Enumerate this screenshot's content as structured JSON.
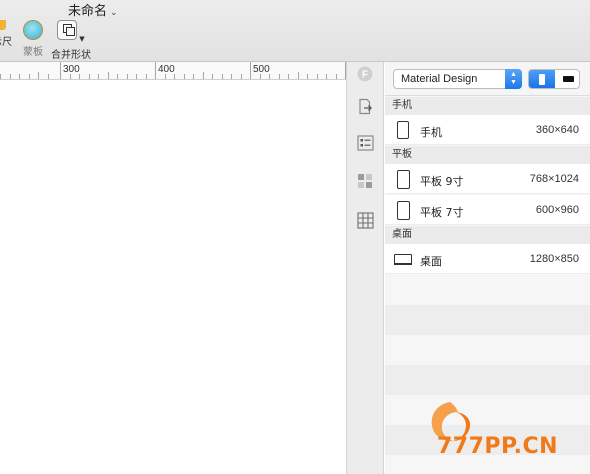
{
  "document": {
    "title": "未命名"
  },
  "toolbar": {
    "ruler_label": "标尺",
    "ruler_label_visible": "示尺",
    "mask_label": "蒙板",
    "merge_label": "合并形状"
  },
  "ruler": {
    "ticks": [
      "300",
      "400",
      "500"
    ]
  },
  "inspector": {
    "icons": [
      "forms-icon",
      "export-icon",
      "inspector-icon",
      "components-icon",
      "grid-icon"
    ]
  },
  "device_panel": {
    "design_select": "Material Design",
    "orientation": "portrait",
    "sections": [
      {
        "title": "手机",
        "devices": [
          {
            "name": "手机",
            "size": "360×640",
            "icon": "phone-icon"
          }
        ]
      },
      {
        "title": "平板",
        "devices": [
          {
            "name": "平板 9寸",
            "size": "768×1024",
            "icon": "tablet-icon"
          },
          {
            "name": "平板 7寸",
            "size": "600×960",
            "icon": "tablet-icon"
          }
        ]
      },
      {
        "title": "桌面",
        "devices": [
          {
            "name": "桌面",
            "size": "1280×850",
            "icon": "laptop-icon"
          }
        ]
      }
    ]
  },
  "watermark": {
    "text": "777PP.CN"
  },
  "colors": {
    "accent": "#1d78ea",
    "watermark": "#f07a1a"
  }
}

__Exercise directions__:
Give the data above again in full and unchanged, skipping the pictures.

__Written solution__:
Enumerate this screenshot's content as structured JSON.
{
  "document": {
    "title": "未命名"
  },
  "toolbar": {
    "ruler_label": "标尺",
    "ruler_label_visible": "示尺",
    "mask_label": "蒙板",
    "merge_label": "合并形状"
  },
  "ruler": {
    "ticks": [
      "300",
      "400",
      "500"
    ]
  },
  "inspector": {
    "icons": [
      "forms-icon",
      "export-icon",
      "inspector-icon",
      "components-icon",
      "grid-icon"
    ]
  },
  "device_panel": {
    "design_select": "Material Design",
    "orientation": "portrait",
    "sections": [
      {
        "title": "手机",
        "devices": [
          {
            "name": "手机",
            "size": "360×640",
            "icon": "phone-icon"
          }
        ]
      },
      {
        "title": "平板",
        "devices": [
          {
            "name": "平板 9寸",
            "size": "768×1024",
            "icon": "tablet-icon"
          },
          {
            "name": "平板 7寸",
            "size": "600×960",
            "icon": "tablet-icon"
          }
        ]
      },
      {
        "title": "桌面",
        "devices": [
          {
            "name": "桌面",
            "size": "1280×850",
            "icon": "laptop-icon"
          }
        ]
      }
    ]
  },
  "watermark": {
    "text": "777PP.CN"
  },
  "colors": {
    "accent": "#1d78ea",
    "watermark": "#f07a1a"
  }
}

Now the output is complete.